[begin Provided records]
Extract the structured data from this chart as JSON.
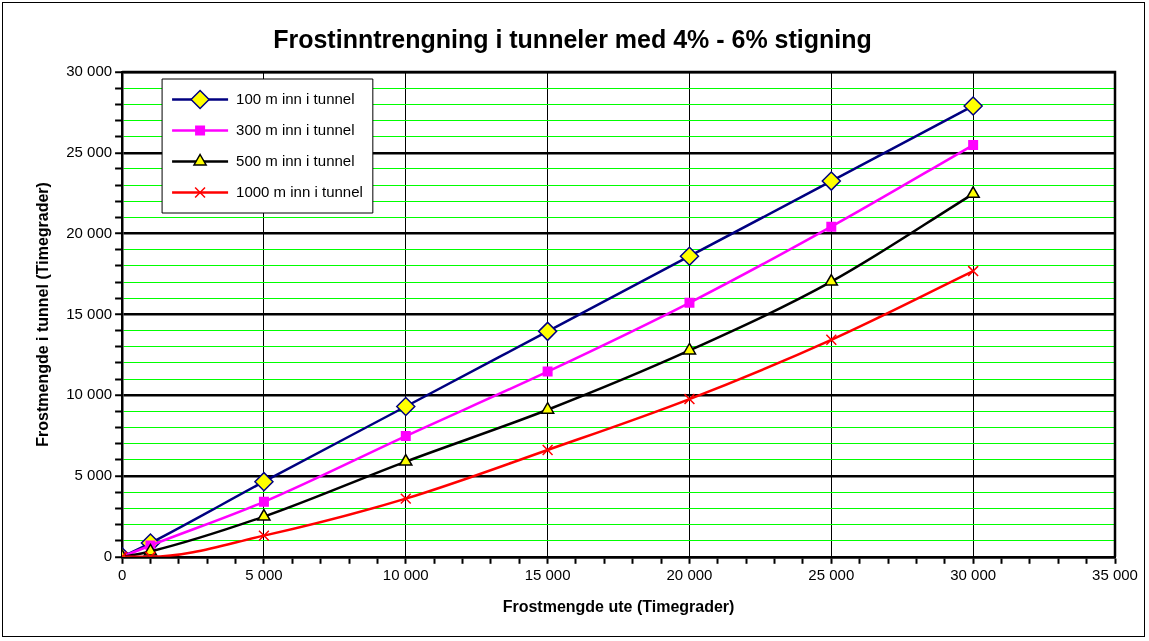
{
  "chart_data": {
    "type": "line",
    "title": "Frostinntrengning i tunneler med 4% - 6% stigning",
    "xlabel": "Frostmengde ute (Timegrader)",
    "ylabel": "Frostmengde i tunnel (Timegrader)",
    "x": [
      0,
      1000,
      5000,
      10000,
      15000,
      20000,
      25000,
      30000
    ],
    "series": [
      {
        "name": "100 m inn i tunnel",
        "color": "#000080",
        "marker": "diamond",
        "values": [
          0,
          850,
          4650,
          9300,
          13950,
          18600,
          23250,
          27900
        ]
      },
      {
        "name": "300 m inn i tunnel",
        "color": "#ff00ff",
        "marker": "square",
        "values": [
          0,
          700,
          3400,
          7470,
          11460,
          15720,
          20430,
          25480
        ]
      },
      {
        "name": "500 m inn i tunnel",
        "color": "#000000",
        "marker": "triangle",
        "values": [
          0,
          330,
          2490,
          5890,
          9100,
          12770,
          17030,
          22460
        ]
      },
      {
        "name": "1000 m inn i tunnel",
        "color": "#ff0000",
        "marker": "cross",
        "values": [
          0,
          0,
          1310,
          3600,
          6610,
          9760,
          13430,
          17680
        ]
      }
    ],
    "xlim": [
      0,
      35000
    ],
    "ylim": [
      0,
      30000
    ],
    "xticks": [
      {
        "value": 0,
        "label": "0"
      },
      {
        "value": 1000,
        "label": null
      },
      {
        "value": 2000,
        "label": null
      },
      {
        "value": 3000,
        "label": null
      },
      {
        "value": 4000,
        "label": null
      },
      {
        "value": 5000,
        "label": "5 000"
      },
      {
        "value": 6000,
        "label": null
      },
      {
        "value": 7000,
        "label": null
      },
      {
        "value": 8000,
        "label": null
      },
      {
        "value": 9000,
        "label": null
      },
      {
        "value": 10000,
        "label": "10 000"
      },
      {
        "value": 11000,
        "label": null
      },
      {
        "value": 12000,
        "label": null
      },
      {
        "value": 13000,
        "label": null
      },
      {
        "value": 14000,
        "label": null
      },
      {
        "value": 15000,
        "label": "15 000"
      },
      {
        "value": 16000,
        "label": null
      },
      {
        "value": 17000,
        "label": null
      },
      {
        "value": 18000,
        "label": null
      },
      {
        "value": 19000,
        "label": null
      },
      {
        "value": 20000,
        "label": "20 000"
      },
      {
        "value": 21000,
        "label": null
      },
      {
        "value": 22000,
        "label": null
      },
      {
        "value": 23000,
        "label": null
      },
      {
        "value": 24000,
        "label": null
      },
      {
        "value": 25000,
        "label": "25 000"
      },
      {
        "value": 26000,
        "label": null
      },
      {
        "value": 27000,
        "label": null
      },
      {
        "value": 28000,
        "label": null
      },
      {
        "value": 29000,
        "label": null
      },
      {
        "value": 30000,
        "label": "30 000"
      },
      {
        "value": 31000,
        "label": null
      },
      {
        "value": 32000,
        "label": null
      },
      {
        "value": 33000,
        "label": null
      },
      {
        "value": 34000,
        "label": null
      },
      {
        "value": 35000,
        "label": "35 000"
      }
    ],
    "yticks": [
      {
        "value": 0,
        "label": "0"
      },
      {
        "value": 1000,
        "label": null
      },
      {
        "value": 2000,
        "label": null
      },
      {
        "value": 3000,
        "label": null
      },
      {
        "value": 4000,
        "label": null
      },
      {
        "value": 5000,
        "label": "5 000"
      },
      {
        "value": 6000,
        "label": null
      },
      {
        "value": 7000,
        "label": null
      },
      {
        "value": 8000,
        "label": null
      },
      {
        "value": 9000,
        "label": null
      },
      {
        "value": 10000,
        "label": "10 000"
      },
      {
        "value": 11000,
        "label": null
      },
      {
        "value": 12000,
        "label": null
      },
      {
        "value": 13000,
        "label": null
      },
      {
        "value": 14000,
        "label": null
      },
      {
        "value": 15000,
        "label": "15 000"
      },
      {
        "value": 16000,
        "label": null
      },
      {
        "value": 17000,
        "label": null
      },
      {
        "value": 18000,
        "label": null
      },
      {
        "value": 19000,
        "label": null
      },
      {
        "value": 20000,
        "label": "20 000"
      },
      {
        "value": 21000,
        "label": null
      },
      {
        "value": 22000,
        "label": null
      },
      {
        "value": 23000,
        "label": null
      },
      {
        "value": 24000,
        "label": null
      },
      {
        "value": 25000,
        "label": "25 000"
      },
      {
        "value": 26000,
        "label": null
      },
      {
        "value": 27000,
        "label": null
      },
      {
        "value": 28000,
        "label": null
      },
      {
        "value": 29000,
        "label": null
      },
      {
        "value": 30000,
        "label": "30 000"
      }
    ],
    "grid": true,
    "legend": "top left",
    "line_style": "solid"
  }
}
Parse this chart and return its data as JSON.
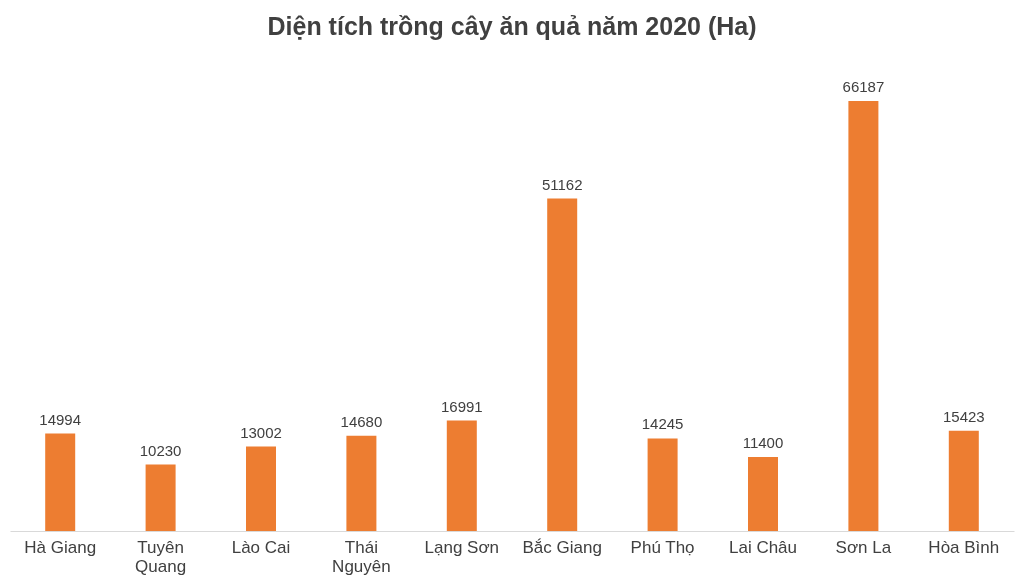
{
  "chart_data": {
    "type": "bar",
    "title": "Diện tích trồng cây ăn quả năm 2020 (Ha)",
    "categories": [
      "Hà Giang",
      "Tuyên Quang",
      "Lào Cai",
      "Thái Nguyên",
      "Lạng Sơn",
      "Bắc Giang",
      "Phú Thọ",
      "Lai Châu",
      "Sơn La",
      "Hòa Bình"
    ],
    "values": [
      14994,
      10230,
      13002,
      14680,
      16991,
      51162,
      14245,
      11400,
      66187,
      15423
    ],
    "color": "#ed7d31",
    "data_labels": true
  }
}
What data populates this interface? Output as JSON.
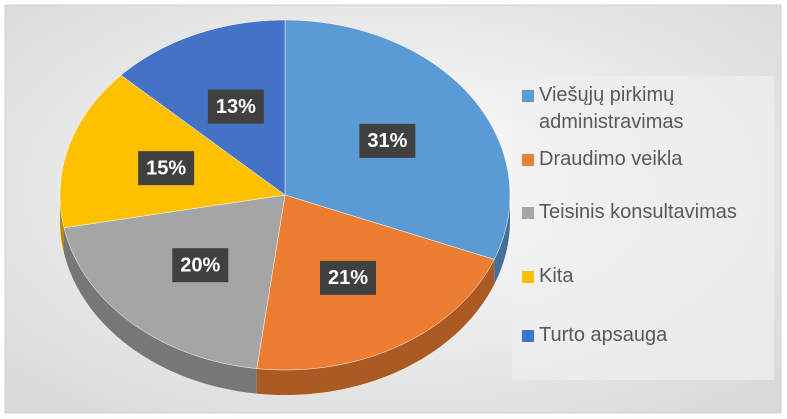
{
  "chart_data": {
    "type": "pie3d",
    "categories": [
      "Viešųjų pirkimų administravimas",
      "Draudimo veikla",
      "Teisinis konsultavimas",
      "Kita",
      "Turto apsauga"
    ],
    "values": [
      31,
      21,
      20,
      15,
      13
    ],
    "value_labels": [
      "31%",
      "21%",
      "20%",
      "15%",
      "13%"
    ],
    "colors": [
      "#5b9bd5",
      "#ed7d31",
      "#a5a5a5",
      "#ffc000",
      "#4472c4"
    ],
    "legend": "right"
  }
}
[end Provided records]
Requirements: Extract the text of all the records above verbatim, excluding pictures.

Solution for this problem:
Extract the structured data from this chart as JSON.
{
  "chart_data": {
    "type": "line",
    "title": "Frostinntrengning i tunneler med 4% - 6% stigning",
    "xlabel": "Frostmengde ute (Timegrader)",
    "ylabel": "Frostmengde i tunnel (Timegrader)",
    "x": [
      0,
      1000,
      5000,
      10000,
      15000,
      20000,
      25000,
      30000
    ],
    "series": [
      {
        "name": "100 m inn i tunnel",
        "color": "#000080",
        "marker": "diamond",
        "values": [
          0,
          850,
          4650,
          9300,
          13950,
          18600,
          23250,
          27900
        ]
      },
      {
        "name": "300 m inn i tunnel",
        "color": "#ff00ff",
        "marker": "square",
        "values": [
          0,
          700,
          3400,
          7470,
          11460,
          15720,
          20430,
          25480
        ]
      },
      {
        "name": "500 m inn i tunnel",
        "color": "#000000",
        "marker": "triangle",
        "values": [
          0,
          330,
          2490,
          5890,
          9100,
          12770,
          17030,
          22460
        ]
      },
      {
        "name": "1000 m inn i tunnel",
        "color": "#ff0000",
        "marker": "cross",
        "values": [
          0,
          0,
          1310,
          3600,
          6610,
          9760,
          13430,
          17680
        ]
      }
    ],
    "xlim": [
      0,
      35000
    ],
    "ylim": [
      0,
      30000
    ],
    "xticks": [
      {
        "value": 0,
        "label": "0"
      },
      {
        "value": 1000,
        "label": null
      },
      {
        "value": 2000,
        "label": null
      },
      {
        "value": 3000,
        "label": null
      },
      {
        "value": 4000,
        "label": null
      },
      {
        "value": 5000,
        "label": "5 000"
      },
      {
        "value": 6000,
        "label": null
      },
      {
        "value": 7000,
        "label": null
      },
      {
        "value": 8000,
        "label": null
      },
      {
        "value": 9000,
        "label": null
      },
      {
        "value": 10000,
        "label": "10 000"
      },
      {
        "value": 11000,
        "label": null
      },
      {
        "value": 12000,
        "label": null
      },
      {
        "value": 13000,
        "label": null
      },
      {
        "value": 14000,
        "label": null
      },
      {
        "value": 15000,
        "label": "15 000"
      },
      {
        "value": 16000,
        "label": null
      },
      {
        "value": 17000,
        "label": null
      },
      {
        "value": 18000,
        "label": null
      },
      {
        "value": 19000,
        "label": null
      },
      {
        "value": 20000,
        "label": "20 000"
      },
      {
        "value": 21000,
        "label": null
      },
      {
        "value": 22000,
        "label": null
      },
      {
        "value": 23000,
        "label": null
      },
      {
        "value": 24000,
        "label": null
      },
      {
        "value": 25000,
        "label": "25 000"
      },
      {
        "value": 26000,
        "label": null
      },
      {
        "value": 27000,
        "label": null
      },
      {
        "value": 28000,
        "label": null
      },
      {
        "value": 29000,
        "label": null
      },
      {
        "value": 30000,
        "label": "30 000"
      },
      {
        "value": 31000,
        "label": null
      },
      {
        "value": 32000,
        "label": null
      },
      {
        "value": 33000,
        "label": null
      },
      {
        "value": 34000,
        "label": null
      },
      {
        "value": 35000,
        "label": "35 000"
      }
    ],
    "yticks": [
      {
        "value": 0,
        "label": "0"
      },
      {
        "value": 1000,
        "label": null
      },
      {
        "value": 2000,
        "label": null
      },
      {
        "value": 3000,
        "label": null
      },
      {
        "value": 4000,
        "label": null
      },
      {
        "value": 5000,
        "label": "5 000"
      },
      {
        "value": 6000,
        "label": null
      },
      {
        "value": 7000,
        "label": null
      },
      {
        "value": 8000,
        "label": null
      },
      {
        "value": 9000,
        "label": null
      },
      {
        "value": 10000,
        "label": "10 000"
      },
      {
        "value": 11000,
        "label": null
      },
      {
        "value": 12000,
        "label": null
      },
      {
        "value": 13000,
        "label": null
      },
      {
        "value": 14000,
        "label": null
      },
      {
        "value": 15000,
        "label": "15 000"
      },
      {
        "value": 16000,
        "label": null
      },
      {
        "value": 17000,
        "label": null
      },
      {
        "value": 18000,
        "label": null
      },
      {
        "value": 19000,
        "label": null
      },
      {
        "value": 20000,
        "label": "20 000"
      },
      {
        "value": 21000,
        "label": null
      },
      {
        "value": 22000,
        "label": null
      },
      {
        "value": 23000,
        "label": null
      },
      {
        "value": 24000,
        "label": null
      },
      {
        "value": 25000,
        "label": "25 000"
      },
      {
        "value": 26000,
        "label": null
      },
      {
        "value": 27000,
        "label": null
      },
      {
        "value": 28000,
        "label": null
      },
      {
        "value": 29000,
        "label": null
      },
      {
        "value": 30000,
        "label": "30 000"
      }
    ],
    "grid": true,
    "legend": "top left",
    "line_style": "solid"
  }
}
Parse this chart and return its data as JSON.
{
  "chart_data": {
    "type": "bar",
    "title": "Diện tích trồng cây ăn quả năm 2020 (Ha)",
    "categories": [
      "Hà Giang",
      "Tuyên Quang",
      "Lào Cai",
      "Thái Nguyên",
      "Lạng Sơn",
      "Bắc Giang",
      "Phú Thọ",
      "Lai Châu",
      "Sơn La",
      "Hòa Bình"
    ],
    "values": [
      14994,
      10230,
      13002,
      14680,
      16991,
      51162,
      14245,
      11400,
      66187,
      15423
    ],
    "color": "#ed7d31",
    "data_labels": true
  }
}
What data populates this interface? Output as JSON.
{
  "chart_data": {
    "type": "pie3d",
    "categories": [
      "Viešųjų pirkimų administravimas",
      "Draudimo veikla",
      "Teisinis konsultavimas",
      "Kita",
      "Turto apsauga"
    ],
    "values": [
      31,
      21,
      20,
      15,
      13
    ],
    "value_labels": [
      "31%",
      "21%",
      "20%",
      "15%",
      "13%"
    ],
    "colors": [
      "#5b9bd5",
      "#ed7d31",
      "#a5a5a5",
      "#ffc000",
      "#4472c4"
    ],
    "legend": "right"
  }
}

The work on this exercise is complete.